-- Begin Dataset records --
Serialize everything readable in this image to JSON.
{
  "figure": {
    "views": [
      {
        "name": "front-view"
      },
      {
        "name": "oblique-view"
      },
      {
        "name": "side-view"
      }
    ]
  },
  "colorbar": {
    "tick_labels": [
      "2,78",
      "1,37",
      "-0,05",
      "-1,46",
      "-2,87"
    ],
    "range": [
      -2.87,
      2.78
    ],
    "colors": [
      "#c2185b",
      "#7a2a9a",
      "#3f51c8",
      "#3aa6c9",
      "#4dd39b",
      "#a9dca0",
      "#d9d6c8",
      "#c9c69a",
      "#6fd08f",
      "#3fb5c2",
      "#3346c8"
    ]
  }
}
-- End Dataset records --
-- Begin Dataset records --
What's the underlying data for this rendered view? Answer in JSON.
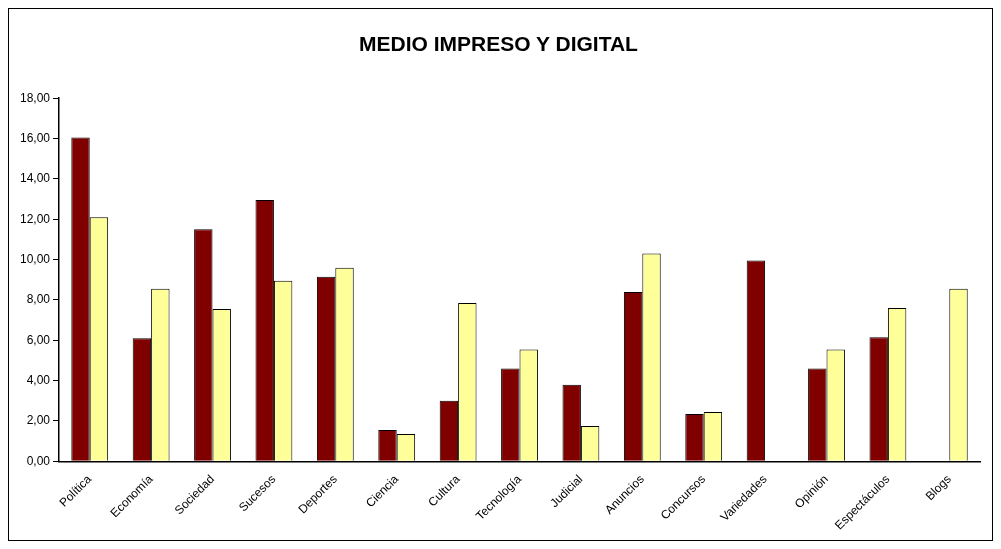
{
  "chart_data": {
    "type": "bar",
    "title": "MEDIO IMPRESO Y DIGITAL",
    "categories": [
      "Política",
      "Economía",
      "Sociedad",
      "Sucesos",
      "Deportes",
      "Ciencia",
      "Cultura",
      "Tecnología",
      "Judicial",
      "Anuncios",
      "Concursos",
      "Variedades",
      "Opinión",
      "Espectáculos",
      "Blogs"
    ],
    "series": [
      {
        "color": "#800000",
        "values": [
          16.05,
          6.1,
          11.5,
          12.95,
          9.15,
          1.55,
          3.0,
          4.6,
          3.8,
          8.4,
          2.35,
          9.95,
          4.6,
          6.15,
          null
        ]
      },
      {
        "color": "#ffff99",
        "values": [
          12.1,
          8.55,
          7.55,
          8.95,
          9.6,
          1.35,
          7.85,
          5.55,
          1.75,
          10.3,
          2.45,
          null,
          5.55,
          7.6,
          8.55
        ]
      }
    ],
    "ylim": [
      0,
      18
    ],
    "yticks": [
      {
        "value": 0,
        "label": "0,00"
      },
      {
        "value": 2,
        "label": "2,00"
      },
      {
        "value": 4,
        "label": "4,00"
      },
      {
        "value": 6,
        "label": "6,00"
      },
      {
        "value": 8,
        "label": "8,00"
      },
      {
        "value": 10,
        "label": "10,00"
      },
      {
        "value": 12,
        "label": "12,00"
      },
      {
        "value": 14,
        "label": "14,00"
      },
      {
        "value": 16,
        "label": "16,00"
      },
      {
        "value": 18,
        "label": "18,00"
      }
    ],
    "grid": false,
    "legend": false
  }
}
-- End Dataset records --
* Exercise description
Scan the material above. Extract every line in which the word "name" occurs.

* Exercise result
        "name": "front-view"
        "name": "oblique-view"
        "name": "side-view"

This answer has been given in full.